EXERCISE TASK
List the lines of this listing that hold the word "Squatter".

SOURCE MATERIAL

===============

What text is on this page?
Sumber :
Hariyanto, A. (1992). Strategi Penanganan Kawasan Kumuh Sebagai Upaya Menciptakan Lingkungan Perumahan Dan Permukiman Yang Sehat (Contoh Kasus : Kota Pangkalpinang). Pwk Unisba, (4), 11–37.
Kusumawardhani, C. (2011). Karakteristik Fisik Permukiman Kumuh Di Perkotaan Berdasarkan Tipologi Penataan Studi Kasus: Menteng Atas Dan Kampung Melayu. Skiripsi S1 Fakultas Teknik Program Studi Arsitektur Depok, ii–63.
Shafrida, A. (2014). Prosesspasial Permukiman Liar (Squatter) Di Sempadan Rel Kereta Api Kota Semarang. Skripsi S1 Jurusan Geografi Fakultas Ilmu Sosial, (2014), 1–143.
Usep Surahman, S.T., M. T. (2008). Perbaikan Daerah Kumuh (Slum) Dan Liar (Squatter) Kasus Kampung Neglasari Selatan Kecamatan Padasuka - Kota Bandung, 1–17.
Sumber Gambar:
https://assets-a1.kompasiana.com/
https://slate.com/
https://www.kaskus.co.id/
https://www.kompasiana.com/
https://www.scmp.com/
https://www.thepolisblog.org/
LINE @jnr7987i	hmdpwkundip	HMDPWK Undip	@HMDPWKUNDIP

===============

SOLUTION
Shafrida, A. (2014). Prosesspasial Permukiman Liar (Squatter) Di Sempadan Rel Kereta Api Kota Semarang. Skripsi S1 Jurusan Geografi Fakultas Ilmu Sosial, (2014), 1–143.
Usep Surahman, S.T., M. T. (2008). Perbaikan Daerah Kumuh (Slum) Dan Liar (Squatter) Kasus Kampung Neglasari Selatan Kecamatan Padasuka - Kota Bandung, 1–17.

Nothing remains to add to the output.